> [Given problem] Copy out all lines where "Microsoft" appears.

> [Data entries]

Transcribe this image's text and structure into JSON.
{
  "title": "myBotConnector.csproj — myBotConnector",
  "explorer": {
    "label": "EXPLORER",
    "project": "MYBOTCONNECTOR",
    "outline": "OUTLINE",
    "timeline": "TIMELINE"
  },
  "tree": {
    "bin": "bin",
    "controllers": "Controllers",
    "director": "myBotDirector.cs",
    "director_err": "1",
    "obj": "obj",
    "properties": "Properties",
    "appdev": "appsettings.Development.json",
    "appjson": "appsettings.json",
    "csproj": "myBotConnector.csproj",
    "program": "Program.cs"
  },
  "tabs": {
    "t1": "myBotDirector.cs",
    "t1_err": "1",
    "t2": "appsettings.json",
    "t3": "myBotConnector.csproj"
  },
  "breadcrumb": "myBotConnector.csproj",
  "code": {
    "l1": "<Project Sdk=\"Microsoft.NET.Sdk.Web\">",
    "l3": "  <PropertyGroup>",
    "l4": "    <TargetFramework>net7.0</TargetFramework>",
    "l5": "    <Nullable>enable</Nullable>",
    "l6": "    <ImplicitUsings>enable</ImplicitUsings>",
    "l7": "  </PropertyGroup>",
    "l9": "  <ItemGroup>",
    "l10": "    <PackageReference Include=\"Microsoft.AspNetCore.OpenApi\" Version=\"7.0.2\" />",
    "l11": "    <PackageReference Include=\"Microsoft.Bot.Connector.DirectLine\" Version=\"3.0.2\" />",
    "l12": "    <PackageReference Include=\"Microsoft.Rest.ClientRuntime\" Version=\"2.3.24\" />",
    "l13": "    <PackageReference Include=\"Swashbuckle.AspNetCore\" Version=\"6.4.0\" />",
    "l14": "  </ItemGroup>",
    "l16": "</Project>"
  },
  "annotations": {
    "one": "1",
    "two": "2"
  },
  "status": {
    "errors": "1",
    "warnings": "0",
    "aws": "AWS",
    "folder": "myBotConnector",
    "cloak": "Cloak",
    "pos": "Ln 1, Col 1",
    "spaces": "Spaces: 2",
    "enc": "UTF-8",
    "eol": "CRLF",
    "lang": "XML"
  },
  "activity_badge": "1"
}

> [Exercise answer]
    "l1": "<Project Sdk=\"Microsoft.NET.Sdk.Web\">",
    "l10": "    <PackageReference Include=\"Microsoft.AspNetCore.OpenApi\" Version=\"7.0.2\" />",
    "l11": "    <PackageReference Include=\"Microsoft.Bot.Connector.DirectLine\" Version=\"3.0.2\" />",
    "l12": "    <PackageReference Include=\"Microsoft.Rest.ClientRuntime\" Version=\"2.3.24\" />",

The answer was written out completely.